● **The problem**:
Count the lines below that contain the word "BRIDGESTONE", and reply with only that number.

--- begin Stored data ---

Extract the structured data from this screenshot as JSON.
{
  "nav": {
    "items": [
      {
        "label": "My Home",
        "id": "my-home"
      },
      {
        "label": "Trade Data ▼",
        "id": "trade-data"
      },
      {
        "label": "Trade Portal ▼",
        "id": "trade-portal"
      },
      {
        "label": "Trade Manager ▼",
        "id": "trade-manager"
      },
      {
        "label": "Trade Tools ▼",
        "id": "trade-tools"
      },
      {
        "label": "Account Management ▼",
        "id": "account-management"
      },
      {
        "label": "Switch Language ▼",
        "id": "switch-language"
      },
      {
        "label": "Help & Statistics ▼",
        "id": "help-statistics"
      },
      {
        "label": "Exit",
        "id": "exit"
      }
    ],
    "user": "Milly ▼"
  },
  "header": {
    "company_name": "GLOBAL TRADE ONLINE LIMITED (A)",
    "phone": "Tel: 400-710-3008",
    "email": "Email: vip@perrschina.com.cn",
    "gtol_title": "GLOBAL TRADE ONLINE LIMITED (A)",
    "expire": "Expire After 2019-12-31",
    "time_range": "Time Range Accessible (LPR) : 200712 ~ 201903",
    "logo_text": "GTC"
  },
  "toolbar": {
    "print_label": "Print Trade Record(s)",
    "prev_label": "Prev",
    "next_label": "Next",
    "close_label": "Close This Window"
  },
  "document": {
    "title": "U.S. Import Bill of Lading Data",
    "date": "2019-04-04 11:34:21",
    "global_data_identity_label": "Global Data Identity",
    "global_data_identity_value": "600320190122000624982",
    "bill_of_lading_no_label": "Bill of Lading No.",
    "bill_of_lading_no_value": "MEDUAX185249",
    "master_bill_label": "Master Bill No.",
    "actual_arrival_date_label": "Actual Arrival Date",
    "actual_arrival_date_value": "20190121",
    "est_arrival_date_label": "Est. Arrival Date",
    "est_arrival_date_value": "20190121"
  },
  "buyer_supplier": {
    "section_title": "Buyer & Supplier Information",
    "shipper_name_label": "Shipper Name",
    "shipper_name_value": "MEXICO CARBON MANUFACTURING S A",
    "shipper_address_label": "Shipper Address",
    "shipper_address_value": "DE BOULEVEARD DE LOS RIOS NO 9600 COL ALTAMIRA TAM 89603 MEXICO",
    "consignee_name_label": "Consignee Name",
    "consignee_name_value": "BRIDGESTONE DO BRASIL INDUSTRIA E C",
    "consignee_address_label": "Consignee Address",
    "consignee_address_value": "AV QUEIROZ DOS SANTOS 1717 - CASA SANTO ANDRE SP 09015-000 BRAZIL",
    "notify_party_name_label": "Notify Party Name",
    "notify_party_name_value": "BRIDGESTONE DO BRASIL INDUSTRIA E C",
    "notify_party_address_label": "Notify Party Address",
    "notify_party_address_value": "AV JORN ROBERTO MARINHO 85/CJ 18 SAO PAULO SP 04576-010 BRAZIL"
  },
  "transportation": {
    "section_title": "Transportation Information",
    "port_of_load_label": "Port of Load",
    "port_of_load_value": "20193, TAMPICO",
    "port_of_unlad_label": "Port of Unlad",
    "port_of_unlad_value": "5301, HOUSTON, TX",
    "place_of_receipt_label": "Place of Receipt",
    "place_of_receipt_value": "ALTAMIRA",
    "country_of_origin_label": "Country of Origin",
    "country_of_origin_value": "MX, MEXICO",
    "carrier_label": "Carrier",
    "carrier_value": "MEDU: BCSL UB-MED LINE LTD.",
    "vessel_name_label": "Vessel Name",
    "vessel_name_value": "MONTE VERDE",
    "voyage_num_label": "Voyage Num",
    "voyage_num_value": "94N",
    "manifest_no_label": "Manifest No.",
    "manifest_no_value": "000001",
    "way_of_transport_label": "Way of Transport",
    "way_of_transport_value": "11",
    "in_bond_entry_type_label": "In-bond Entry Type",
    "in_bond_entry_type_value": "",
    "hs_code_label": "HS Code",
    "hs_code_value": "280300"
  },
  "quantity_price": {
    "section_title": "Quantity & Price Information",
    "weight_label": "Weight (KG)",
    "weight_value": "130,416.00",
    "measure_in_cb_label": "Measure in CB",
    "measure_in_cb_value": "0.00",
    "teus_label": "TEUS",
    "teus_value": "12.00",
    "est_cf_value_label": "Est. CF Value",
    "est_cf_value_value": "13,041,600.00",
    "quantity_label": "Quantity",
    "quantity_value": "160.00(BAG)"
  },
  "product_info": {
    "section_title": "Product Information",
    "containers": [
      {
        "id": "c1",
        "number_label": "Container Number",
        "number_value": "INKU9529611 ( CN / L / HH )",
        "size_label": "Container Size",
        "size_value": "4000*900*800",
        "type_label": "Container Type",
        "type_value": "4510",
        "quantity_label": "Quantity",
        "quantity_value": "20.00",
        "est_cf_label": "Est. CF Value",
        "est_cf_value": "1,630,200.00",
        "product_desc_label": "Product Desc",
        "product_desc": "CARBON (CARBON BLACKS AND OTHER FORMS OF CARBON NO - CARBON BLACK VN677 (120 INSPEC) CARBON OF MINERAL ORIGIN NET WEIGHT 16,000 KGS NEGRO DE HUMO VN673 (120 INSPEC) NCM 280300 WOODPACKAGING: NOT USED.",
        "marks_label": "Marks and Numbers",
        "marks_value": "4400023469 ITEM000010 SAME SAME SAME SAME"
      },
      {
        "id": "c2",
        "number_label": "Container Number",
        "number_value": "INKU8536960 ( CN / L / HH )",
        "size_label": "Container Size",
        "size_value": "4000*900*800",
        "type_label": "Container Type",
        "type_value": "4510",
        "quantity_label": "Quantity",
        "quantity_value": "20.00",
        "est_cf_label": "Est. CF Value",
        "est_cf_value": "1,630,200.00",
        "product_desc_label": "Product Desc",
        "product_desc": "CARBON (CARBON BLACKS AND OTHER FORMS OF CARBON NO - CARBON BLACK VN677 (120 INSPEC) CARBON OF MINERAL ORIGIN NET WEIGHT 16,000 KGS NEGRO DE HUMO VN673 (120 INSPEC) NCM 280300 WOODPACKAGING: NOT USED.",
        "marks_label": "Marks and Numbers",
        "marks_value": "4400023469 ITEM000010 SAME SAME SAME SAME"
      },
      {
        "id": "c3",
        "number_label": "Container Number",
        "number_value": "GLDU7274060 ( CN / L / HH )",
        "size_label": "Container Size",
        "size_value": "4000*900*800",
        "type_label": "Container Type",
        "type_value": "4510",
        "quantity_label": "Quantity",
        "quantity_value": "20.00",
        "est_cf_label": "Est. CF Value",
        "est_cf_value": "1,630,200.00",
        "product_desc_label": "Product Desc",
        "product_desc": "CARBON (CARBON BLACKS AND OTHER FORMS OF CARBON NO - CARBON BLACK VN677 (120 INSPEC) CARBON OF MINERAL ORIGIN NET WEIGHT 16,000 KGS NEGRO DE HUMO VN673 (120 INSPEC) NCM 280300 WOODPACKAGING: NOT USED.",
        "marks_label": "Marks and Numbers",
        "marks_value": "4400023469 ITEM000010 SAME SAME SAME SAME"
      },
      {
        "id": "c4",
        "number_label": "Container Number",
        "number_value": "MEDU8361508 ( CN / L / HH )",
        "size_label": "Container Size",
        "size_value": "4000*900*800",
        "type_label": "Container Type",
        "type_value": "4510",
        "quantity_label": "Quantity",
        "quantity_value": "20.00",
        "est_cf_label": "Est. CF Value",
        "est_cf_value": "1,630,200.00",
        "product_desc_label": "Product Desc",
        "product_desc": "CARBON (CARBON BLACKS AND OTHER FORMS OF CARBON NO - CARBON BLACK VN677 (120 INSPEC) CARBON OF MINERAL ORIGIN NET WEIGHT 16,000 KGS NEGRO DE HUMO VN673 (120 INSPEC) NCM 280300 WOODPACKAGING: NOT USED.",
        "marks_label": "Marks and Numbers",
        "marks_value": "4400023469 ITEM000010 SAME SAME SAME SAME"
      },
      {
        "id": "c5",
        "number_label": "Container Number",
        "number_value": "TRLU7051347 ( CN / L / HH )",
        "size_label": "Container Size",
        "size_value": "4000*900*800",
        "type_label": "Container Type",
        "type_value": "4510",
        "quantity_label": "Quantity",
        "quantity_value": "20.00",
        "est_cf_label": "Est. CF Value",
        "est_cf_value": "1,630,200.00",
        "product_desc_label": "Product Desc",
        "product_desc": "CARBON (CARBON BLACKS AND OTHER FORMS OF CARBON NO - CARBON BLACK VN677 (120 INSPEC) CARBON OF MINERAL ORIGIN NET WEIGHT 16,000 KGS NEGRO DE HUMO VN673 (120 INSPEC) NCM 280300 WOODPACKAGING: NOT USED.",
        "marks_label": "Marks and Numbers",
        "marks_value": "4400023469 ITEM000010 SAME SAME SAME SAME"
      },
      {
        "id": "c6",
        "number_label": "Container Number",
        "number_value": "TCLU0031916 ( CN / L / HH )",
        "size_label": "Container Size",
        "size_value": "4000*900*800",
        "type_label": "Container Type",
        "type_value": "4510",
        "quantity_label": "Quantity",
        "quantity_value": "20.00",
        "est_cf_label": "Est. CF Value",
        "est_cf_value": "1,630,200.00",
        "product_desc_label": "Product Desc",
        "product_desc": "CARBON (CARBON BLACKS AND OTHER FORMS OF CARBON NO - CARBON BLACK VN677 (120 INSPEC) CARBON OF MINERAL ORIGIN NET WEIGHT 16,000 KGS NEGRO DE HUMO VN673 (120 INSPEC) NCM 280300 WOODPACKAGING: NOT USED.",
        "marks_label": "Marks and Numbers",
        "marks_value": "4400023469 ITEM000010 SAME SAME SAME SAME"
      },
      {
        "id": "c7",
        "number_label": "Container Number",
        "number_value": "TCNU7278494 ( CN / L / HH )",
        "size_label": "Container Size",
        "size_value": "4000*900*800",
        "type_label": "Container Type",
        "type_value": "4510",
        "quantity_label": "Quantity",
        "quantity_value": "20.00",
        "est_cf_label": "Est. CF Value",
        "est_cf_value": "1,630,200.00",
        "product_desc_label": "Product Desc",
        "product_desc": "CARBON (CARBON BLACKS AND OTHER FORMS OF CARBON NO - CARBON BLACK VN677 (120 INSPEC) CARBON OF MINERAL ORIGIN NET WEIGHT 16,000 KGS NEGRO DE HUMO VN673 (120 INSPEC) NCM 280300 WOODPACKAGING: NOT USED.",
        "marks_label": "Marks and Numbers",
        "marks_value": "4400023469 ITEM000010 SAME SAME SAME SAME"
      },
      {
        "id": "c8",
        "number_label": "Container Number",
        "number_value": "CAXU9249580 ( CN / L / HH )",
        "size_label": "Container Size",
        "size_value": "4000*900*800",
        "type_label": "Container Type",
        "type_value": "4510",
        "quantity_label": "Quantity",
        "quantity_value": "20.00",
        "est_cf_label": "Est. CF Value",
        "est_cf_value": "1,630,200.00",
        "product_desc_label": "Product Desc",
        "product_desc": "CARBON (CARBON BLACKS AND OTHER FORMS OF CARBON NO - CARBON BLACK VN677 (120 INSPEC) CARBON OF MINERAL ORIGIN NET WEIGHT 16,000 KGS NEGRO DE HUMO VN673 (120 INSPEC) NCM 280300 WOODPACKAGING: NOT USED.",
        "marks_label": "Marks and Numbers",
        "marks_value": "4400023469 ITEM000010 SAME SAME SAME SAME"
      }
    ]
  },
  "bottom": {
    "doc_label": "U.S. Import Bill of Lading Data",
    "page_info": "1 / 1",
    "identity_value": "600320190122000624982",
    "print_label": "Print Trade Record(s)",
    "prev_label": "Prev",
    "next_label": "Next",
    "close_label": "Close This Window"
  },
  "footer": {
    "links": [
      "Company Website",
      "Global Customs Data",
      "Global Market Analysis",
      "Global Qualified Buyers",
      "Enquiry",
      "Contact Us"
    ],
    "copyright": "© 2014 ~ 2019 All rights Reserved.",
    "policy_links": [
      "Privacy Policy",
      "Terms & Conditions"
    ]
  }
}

--- end Stored data ---

● **Full answer**:
2